DIRECTIONS> Drop every picture, then transcribe the remaining data exactly.

**********

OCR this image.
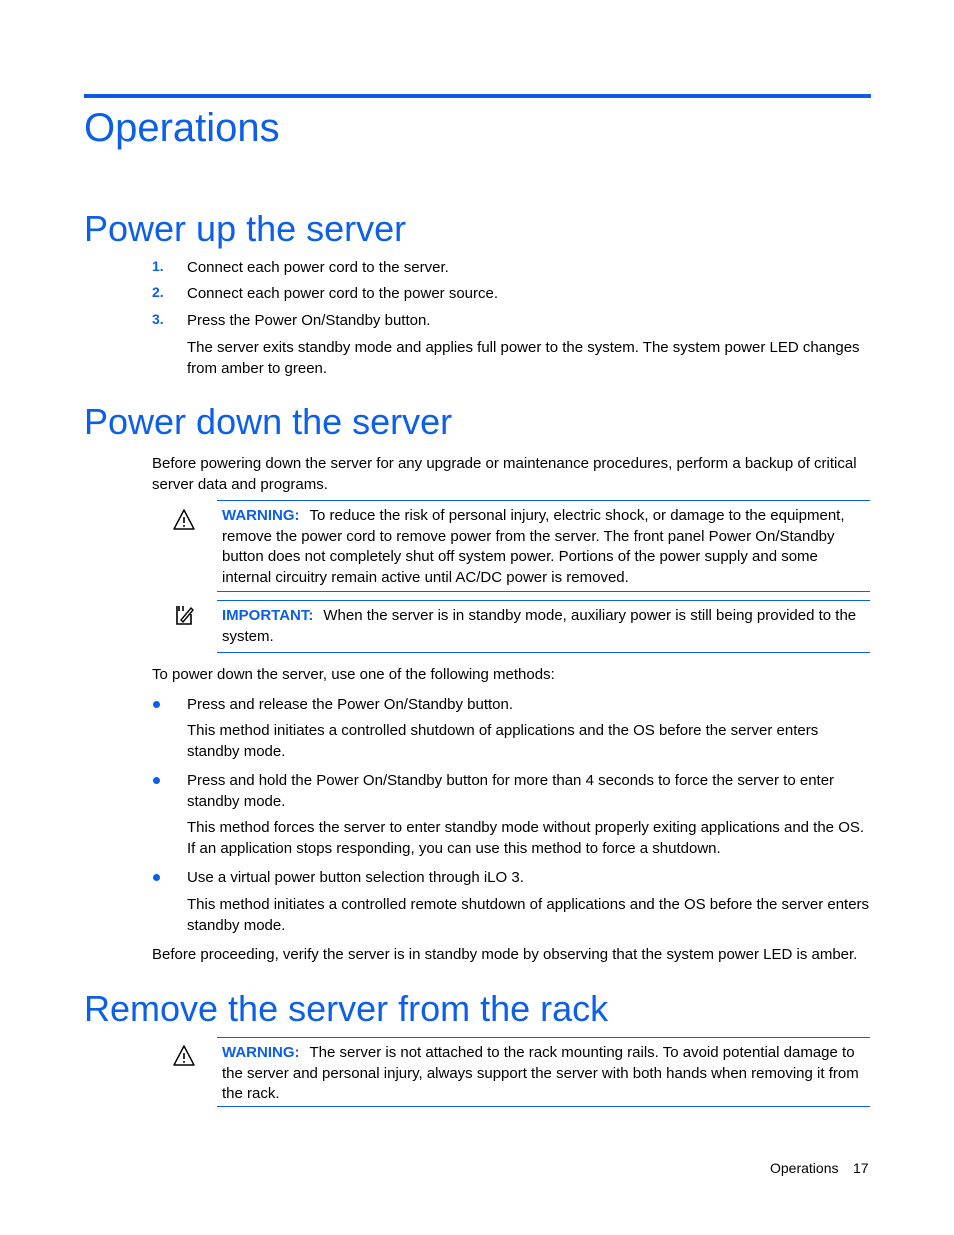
Operations
Power up the server
1.	Connect each power cord to the server.
2.	Connect each power cord to the power source.
3.	Press the Power On/Standby button.
The server exits standby mode and applies full power to the system. The system power LED changes from amber to green.
Power down the server
Before powering down the server for any upgrade or maintenance procedures, perform a backup of critical server data and programs.
WARNING: To reduce the risk of personal injury, electric shock, or damage to the equipment, remove the power cord to remove power from the server. The front panel Power On/Standby button does not completely shut off system power. Portions of the power supply and some internal circuitry remain active until AC/DC power is removed.
IMPORTANT: When the server is in standby mode, auxiliary power is still being provided to the system.
To power down the server, use one of the following methods:
Press and release the Power On/Standby button.
This method initiates a controlled shutdown of applications and the OS before the server enters standby mode.
Press and hold the Power On/Standby button for more than 4 seconds to force the server to enter standby mode.
This method forces the server to enter standby mode without properly exiting applications and the OS. If an application stops responding, you can use this method to force a shutdown.
Use a virtual power button selection through iLO 3.
This method initiates a controlled remote shutdown of applications and the OS before the server enters standby mode.
Before proceeding, verify the server is in standby mode by observing that the system power LED is amber.
Remove the server from the rack
WARNING: The server is not attached to the rack mounting rails. To avoid potential damage to the server and personal injury, always support the server with both hands when removing it from the rack.
Operations 17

**********

PROBLEM SOLUTION>
OCR this image.
Operations
Power up the server
1.	Connect each power cord to the server.
2.	Connect each power cord to the power source.
3.	Press the Power On/Standby button.
The server exits standby mode and applies full power to the system. The system power LED changes from amber to green.
Power down the server
Before powering down the server for any upgrade or maintenance procedures, perform a backup of critical server data and programs.
WARNING: To reduce the risk of personal injury, electric shock, or damage to the equipment, remove the power cord to remove power from the server. The front panel Power On/Standby button does not completely shut off system power. Portions of the power supply and some internal circuitry remain active until AC/DC power is removed.
IMPORTANT: When the server is in standby mode, auxiliary power is still being provided to the system.
To power down the server, use one of the following methods:
Press and release the Power On/Standby button.
This method initiates a controlled shutdown of applications and the OS before the server enters standby mode.
Press and hold the Power On/Standby button for more than 4 seconds to force the server to enter standby mode.
This method forces the server to enter standby mode without properly exiting applications and the OS. If an application stops responding, you can use this method to force a shutdown.
Use a virtual power button selection through iLO 3.
This method initiates a controlled remote shutdown of applications and the OS before the server enters standby mode.
Before proceeding, verify the server is in standby mode by observing that the system power LED is amber.
Remove the server from the rack
WARNING: The server is not attached to the rack mounting rails. To avoid potential damage to the server and personal injury, always support the server with both hands when removing it from the rack.
Operations 17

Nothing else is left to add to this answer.